→ OBJECTIVE
Pull out every line below holding the word "content".

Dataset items
..........
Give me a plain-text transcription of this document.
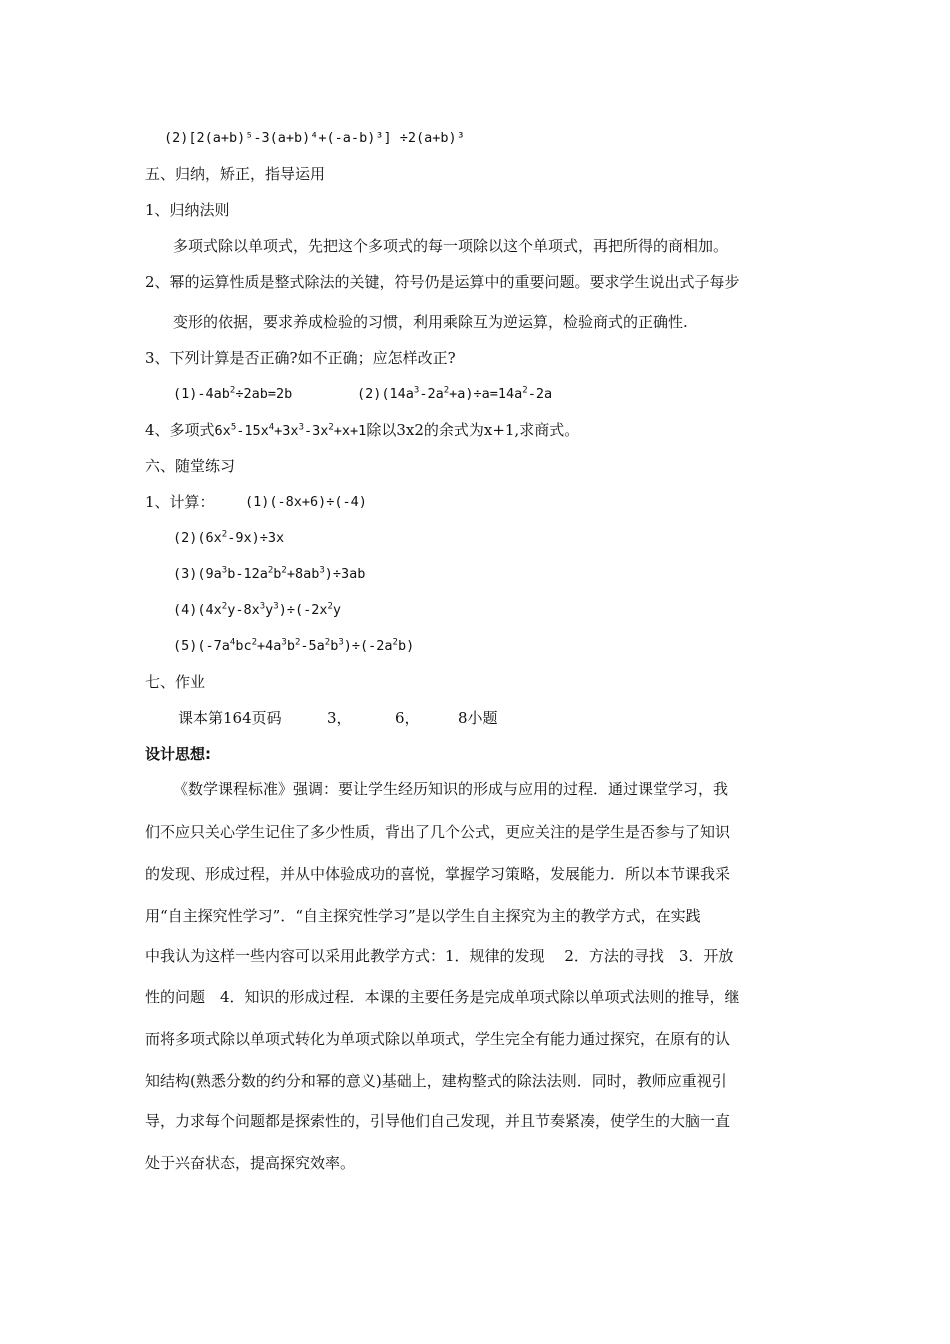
(2)[2(a+b)⁵-3(a+b)⁴+(-a-b)³] ÷2(a+b)³
五、归纳，矫正，指导运用
1、归纳法则
多项式除以单项式，先把这个多项式的每一项除以这个单项式，再把所得的商相加。
2、幂的运算性质是整式除法的关键，符号仍是运算中的重要问题。要求学生说出式子每步
变形的依据，要求养成检验的习惯，利用乘除互为逆运算，检验商式的正确性.
3、下列计算是否正确?如不正确；应怎样改正?
$(1)-4ab^2\div 2ab=2b$	$(2)(14a^3-2a^2+a)\div a=14a^2-2a$
4、多项式$6x^5-15x^4+3x^3-3x^2+x+1$除以3x2的余式为x+1,求商式。
六、随堂练习
1、计算： (1)(-8x+6)÷(-4)
$(2)(6x^2-9x)\div 3x$
$(3)(9a^3b-12a^2b^2+8ab^3)\div 3ab$
$(4)(4x^2y-8x^3y^3)\div(-2x^2y$
$(5)(-7a^4bc^2+4a^3b^2-5a^2b^3)\div(-2a^2b)$
七、作业
课本第164页码	3，	6，	8小题
设计思想:
《数学课程标准》强调：要让学生经历知识的形成与应用的过程．通过课堂学习，我
们不应只关心学生记住了多少性质，背出了几个公式，更应关注的是学生是否参与了知识
的发现、形成过程，并从中体验成功的喜悦，掌握学习策略，发展能力．所以本节课我采
用“自主探究性学习”．“自主探究性学习”是以学生自主探究为主的教学方式，在实践
中我认为这样一些内容可以采用此教学方式：1．规律的发现　 2．方法的寻找　3．开放
性的问题　4．知识的形成过程．本课的主要任务是完成单项式除以单项式法则的推导，继
而将多项式除以单项式转化为单项式除以单项式，学生完全有能力通过探究，在原有的认
知结构(熟悉分数的约分和幂的意义)基础上，建构整式的除法法则．同时，教师应重视引
导，力求每个问题都是探索性的，引导他们自己发现，并且节奏紧凑，使学生的大脑一直
处于兴奋状态，提高探究效率。
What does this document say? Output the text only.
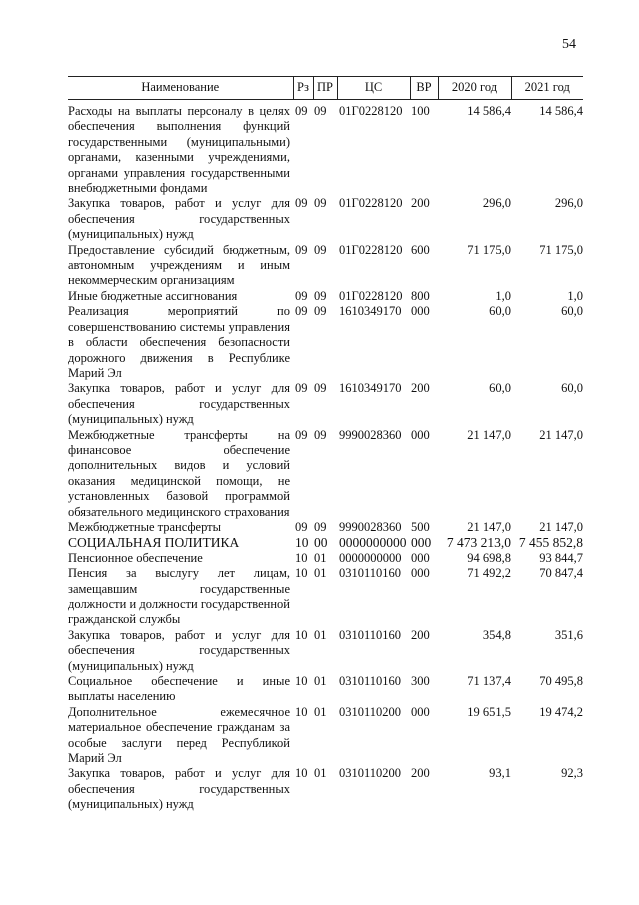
54
Наименование	Рз	ПР	ЦС	ВР	2020 год	2021 год
Расходы на выплаты персоналу в целях обеспечения выполнения функций государственными (муниципальными) органами, казенными учреждениями, органами управления государственными внебюджетными фондами	09	09	01Г0228120	100	14 586,4	14 586,4
Закупка товаров, работ и услуг для обеспечения государственных (муниципальных) нужд	09	09	01Г0228120	200	296,0	296,0
Предоставление субсидий бюджетным, автономным учреждениям и иным некоммерческим организациям	09	09	01Г0228120	600	71 175,0	71 175,0
Иные бюджетные ассигнования	09	09	01Г0228120	800	1,0	1,0
Реализация мероприятий по совершенствованию системы управления в области обеспечения безопасности дорожного движения в Республике Марий Эл	09	09	1610349170	000	60,0	60,0
Закупка товаров, работ и услуг для обеспечения государственных (муниципальных) нужд	09	09	1610349170	200	60,0	60,0
Межбюджетные трансферты на финансовое обеспечение дополнительных видов и условий оказания медицинской помощи, не установленных базовой программой обязательного медицинского страхования	09	09	9990028360	000	21 147,0	21 147,0
Межбюджетные трансферты	09	09	9990028360	500	21 147,0	21 147,0
СОЦИАЛЬНАЯ ПОЛИТИКА	10	00	0000000000	000	7 473 213,0	7 455 852,8
Пенсионное обеспечение	10	01	0000000000	000	94 698,8	93 844,7
Пенсия за выслугу лет лицам, замещавшим государственные должности и должности государственной гражданской службы	10	01	0310110160	000	71 492,2	70 847,4
Закупка товаров, работ и услуг для обеспечения государственных (муниципальных) нужд	10	01	0310110160	200	354,8	351,6
Социальное обеспечение и иные выплаты населению	10	01	0310110160	300	71 137,4	70 495,8
Дополнительное ежемесячное материальное обеспечение гражданам за особые заслуги перед Республикой Марий Эл	10	01	0310110200	000	19 651,5	19 474,2
Закупка товаров, работ и услуг для обеспечения государственных (муниципальных) нужд	10	01	0310110200	200	93,1	92,3
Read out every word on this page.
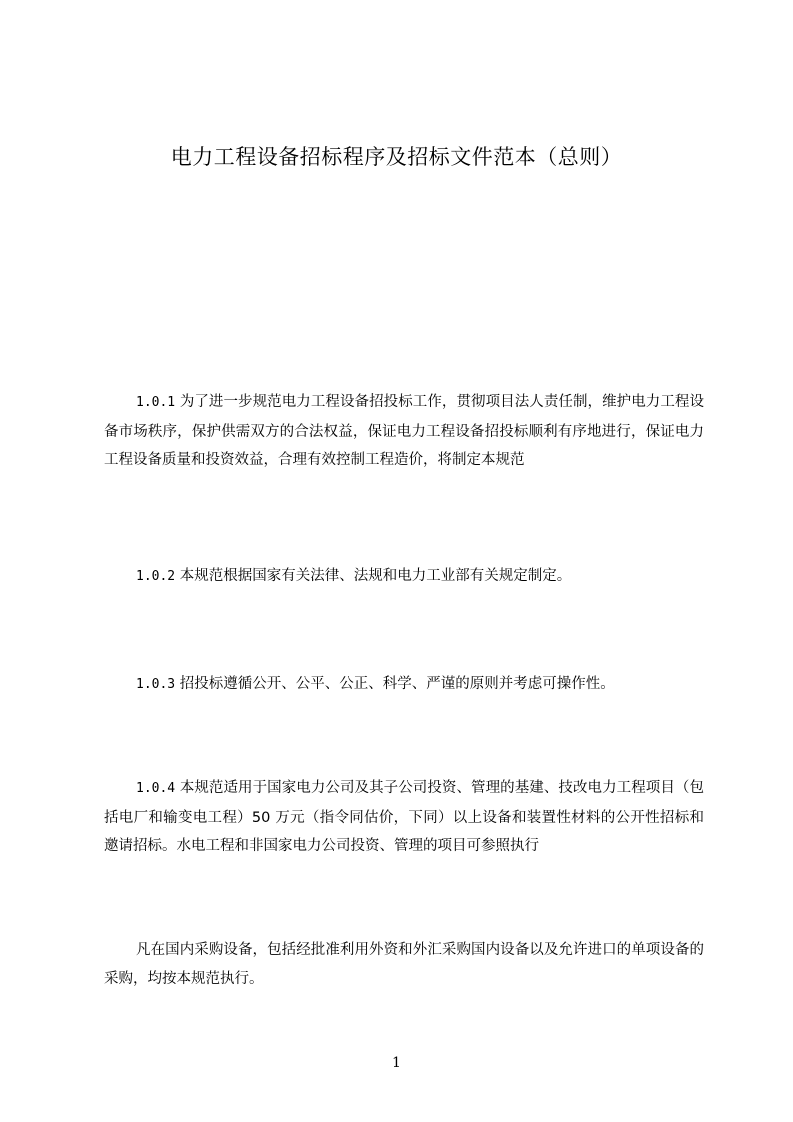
电力工程设备招标程序及招标文件范本（总则）

1.0.1 为了进一步规范电力工程设备招投标工作，贯彻项目法人责任制，维护电力工程设备市场秩序，保护供需双方的合法权益，保证电力工程设备招投标顺利有序地进行，保证电力工程设备质量和投资效益，合理有效控制工程造价，将制定本规范

1.0.2 本规范根据国家有关法律、法规和电力工业部有关规定制定。

1.0.3 招投标遵循公开、公平、公正、科学、严谨的原则并考虑可操作性。

1.0.4 本规范适用于国家电力公司及其子公司投资、管理的基建、技改电力工程项目（包括电厂和输变电工程）50 万元（指令同估价，下同）以上设备和装置性材料的公开性招标和邀请招标。水电工程和非国家电力公司投资、管理的项目可参照执行

凡在国内采购设备，包括经批准利用外资和外汇采购国内设备以及允许进口的单项设备的采购，均按本规范执行。

1
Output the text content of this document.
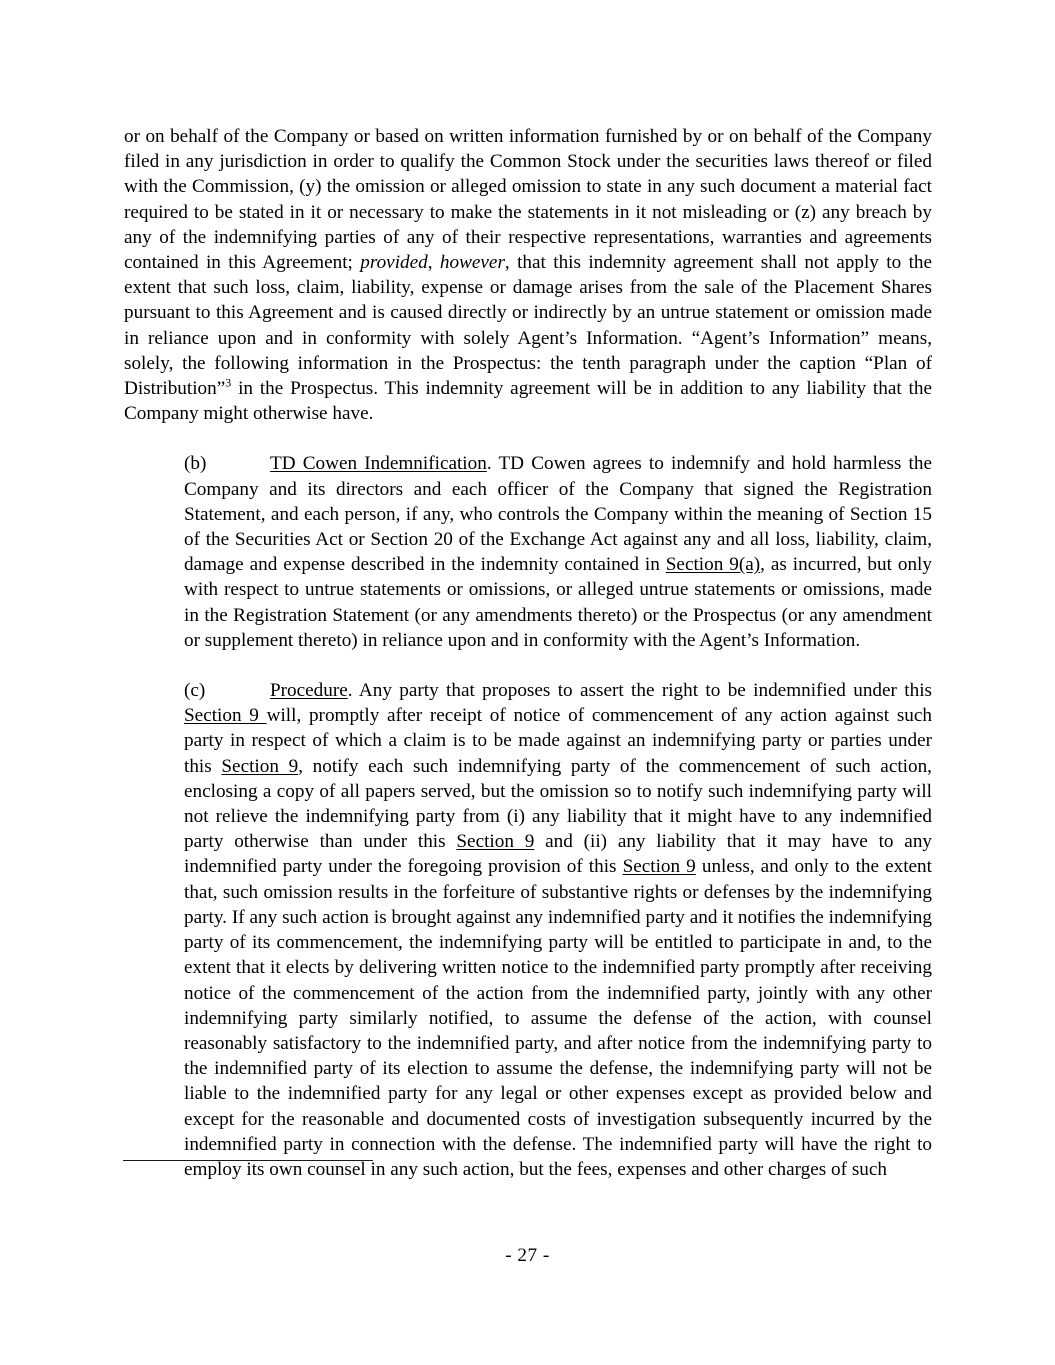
or on behalf of the Company or based on written information furnished by or on behalf of the Company filed in any jurisdiction in order to qualify the Common Stock under the securities laws thereof or filed with the Commission, (y) the omission or alleged omission to state in any such document a material fact required to be stated in it or necessary to make the statements in it not misleading or (z) any breach by any of the indemnifying parties of any of their respective representations, warranties and agreements contained in this Agreement; provided, however, that this indemnity agreement shall not apply to the extent that such loss, claim, liability, expense or damage arises from the sale of the Placement Shares pursuant to this Agreement and is caused directly or indirectly by an untrue statement or omission made in reliance upon and in conformity with solely Agent’s Information. “Agent’s Information” means, solely, the following information in the Prospectus: the tenth paragraph under the caption “Plan of Distribution”$^3$ in the Prospectus. This indemnity agreement will be in addition to any liability that the Company might otherwise have.

(b)	TD Cowen Indemnification. TD Cowen agrees to indemnify and hold harmless the Company and its directors and each officer of the Company that signed the Registration Statement, and each person, if any, who controls the Company within the meaning of Section 15 of the Securities Act or Section 20 of the Exchange Act against any and all loss, liability, claim, damage and expense described in the indemnity contained in Section 9(a), as incurred, but only with respect to untrue statements or omissions, or alleged untrue statements or omissions, made in the Registration Statement (or any amendments thereto) or the Prospectus (or any amendment or supplement thereto) in reliance upon and in conformity with the Agent’s Information.

(c)	Procedure. Any party that proposes to assert the right to be indemnified under this Section 9 will, promptly after receipt of notice of commencement of any action against such party in respect of which a claim is to be made against an indemnifying party or parties under this Section 9, notify each such indemnifying party of the commencement of such action, enclosing a copy of all papers served, but the omission so to notify such indemnifying party will not relieve the indemnifying party from (i) any liability that it might have to any indemnified party otherwise than under this Section 9 and (ii) any liability that it may have to any indemnified party under the foregoing provision of this Section 9 unless, and only to the extent that, such omission results in the forfeiture of substantive rights or defenses by the indemnifying party. If any such action is brought against any indemnified party and it notifies the indemnifying party of its commencement, the indemnifying party will be entitled to participate in and, to the extent that it elects by delivering written notice to the indemnified party promptly after receiving notice of the commencement of the action from the indemnified party, jointly with any other indemnifying party similarly notified, to assume the defense of the action, with counsel reasonably satisfactory to the indemnified party, and after notice from the indemnifying party to the indemnified party of its election to assume the defense, the indemnifying party will not be liable to the indemnified party for any legal or other expenses except as provided below and except for the reasonable and documented costs of investigation subsequently incurred by the indemnified party in connection with the defense. The indemnified party will have the right to employ its own counsel in any such action, but the fees, expenses and other charges of such

- 27 -
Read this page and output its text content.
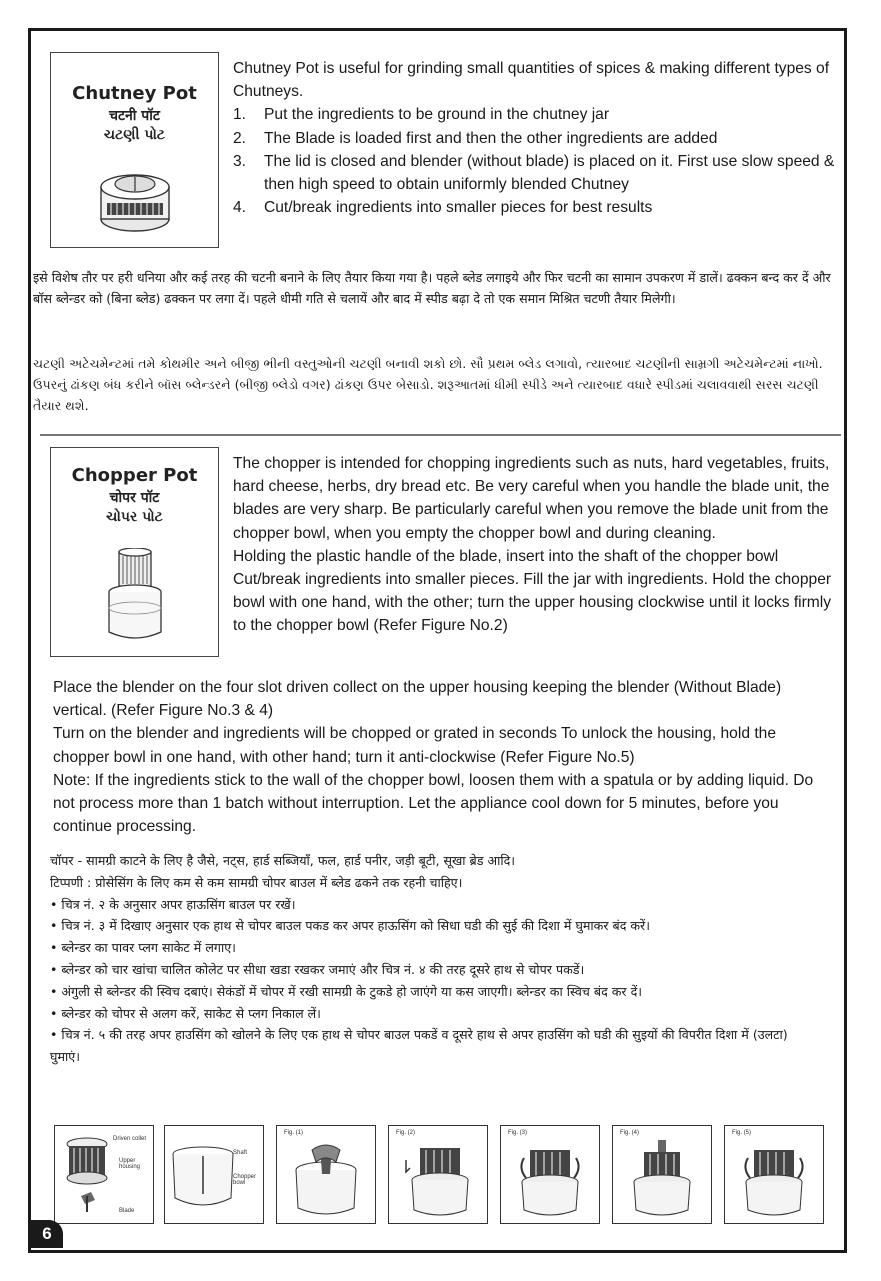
Chutney Pot
चटनी पॉट
ચટણી પોટ

Chutney Pot is useful for grinding small quantities of spices & making different types of Chutneys.

1.	Put the ingredients to be ground in the chutney jar
2.	The Blade is loaded first and then the other ingredients are added
3.	The lid is closed and blender (without blade) is placed on it. First use slow speed & then high speed to obtain uniformly blended Chutney
4.	Cut/break ingredients into smaller pieces for best results

इसे विशेष तौर पर हरी धनिया और कई तरह की चटनी बनाने के लिए तैयार किया गया है। पहले ब्लेड लगाइये और फिर चटनी का सामान उपकरण में डालें। ढक्कन बन्द कर दें और बॉस ब्लेन्डर को (बिना ब्लेड) ढक्कन पर लगा दें। पहले धीमी गति से चलायें और बाद में स्पीड बढ़ा दे तो एक समान मिश्रित चटणी तैयार मिलेगी।

ચટણી અટેચમેન્ટમાં તમે કોથમીર અને બીજી ભીની વસ્તુઓની ચટણી બનાવી શકો છો. સૌ પ્રથમ બ્લેડ લગાવો, ત્યારબાદ ચટણીની સામ્રગી અટેચમેન્ટમાં નાખો. ઉપરનું ઢાંકણ બંધ કરીને બૉસ બ્લેન્ડરને (બીજી બ્લેડો વગર) ઢાંકણ ઉપર બેસાડો. શરૂઆતમાં ધીમી સ્પીડે અને ત્યારબાદ વધારે સ્પીડમાં ચલાવવાથી સરસ ચટણી તૈયાર થશે.

Chopper Pot
चोपर पॉट
ચોપર પોટ

The chopper is intended for chopping ingredients such as nuts, hard vegetables, fruits, hard cheese, herbs, dry bread etc. Be very careful when you handle the blade unit, the blades are very sharp. Be particularly careful when you remove the blade unit from the chopper bowl, when you empty the chopper bowl and during cleaning.

Holding the plastic handle of the blade, insert into the shaft of the chopper bowl Cut/break ingredients into smaller pieces. Fill the jar with ingredients. Hold the chopper bowl with one hand, with the other; turn the upper housing clockwise until it locks firmly to the chopper bowl (Refer Figure No.2)

Place the blender on the four slot driven collect on the upper housing keeping the blender (Without Blade) vertical. (Refer Figure No.3 & 4)

Turn on the blender and ingredients will be chopped or grated in seconds To unlock the housing, hold the chopper bowl in one hand, with other hand; turn it anti-clockwise (Refer Figure No.5)

Note: If the ingredients stick to the wall of the chopper bowl, loosen them with a spatula or by adding liquid. Do not process more than 1 batch without interruption. Let the appliance cool down for 5 minutes, before you continue processing.

चॉपर - सामग्री काटने के लिए है जैसे, नट्स, हार्ड सब्जियाँ, फल, हार्ड पनीर, जड़ी बूटी, सूखा ब्रेड आदि।

टिप्पणी : प्रोसेसिंग के लिए कम से कम सामग्री चोपर बाउल में ब्लेड ढकने तक रहनी चाहिए।

• चित्र नं. २ के अनुसार अपर हाऊसिंग बाउल पर रखें।

• चित्र नं. ३ में दिखाए अनुसार एक हाथ से चोपर बाउल पकड कर अपर हाऊसिंग को सिधा घडी की सुई की दिशा में घुमाकर बंद करें।

• ब्लेन्डर का पावर प्लग साकेट में लगाए।

• ब्लेन्डर को चार खांचा चालित कोलेट पर सीधा खडा रखकर जमाएं और चित्र नं. ४ की तरह दूसरे हाथ से चोपर पकडें।

• अंगुली से ब्लेन्डर की स्विच दबाएं। सेकंडों में चोपर में रखी सामग्री के टुकडे हो जाएंगे या कस जाएगी। ब्लेन्डर का स्विच बंद कर दें।

• ब्लेन्डर को चोपर से अलग करें, साकेट से प्लग निकाल लें।

• चित्र नं. ५ की तरह अपर हाउसिंग को खोलने के लिए एक हाथ से चोपर बाउल पकडें व दूसरे हाथ से अपर हाउसिंग को घडी की सुइयों की विपरीत दिशा में (उलटा) घुमाएं।

Driven collet
Upper housing
Blade
Shaft
Chopper bowl
Fig. (1)	Fig. (2)	Fig. (3)	Fig. (4)	Fig. (5)
6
..........
→ RESULT OF THIS TASK
Output the text content of this document.
Read this page and output its text content.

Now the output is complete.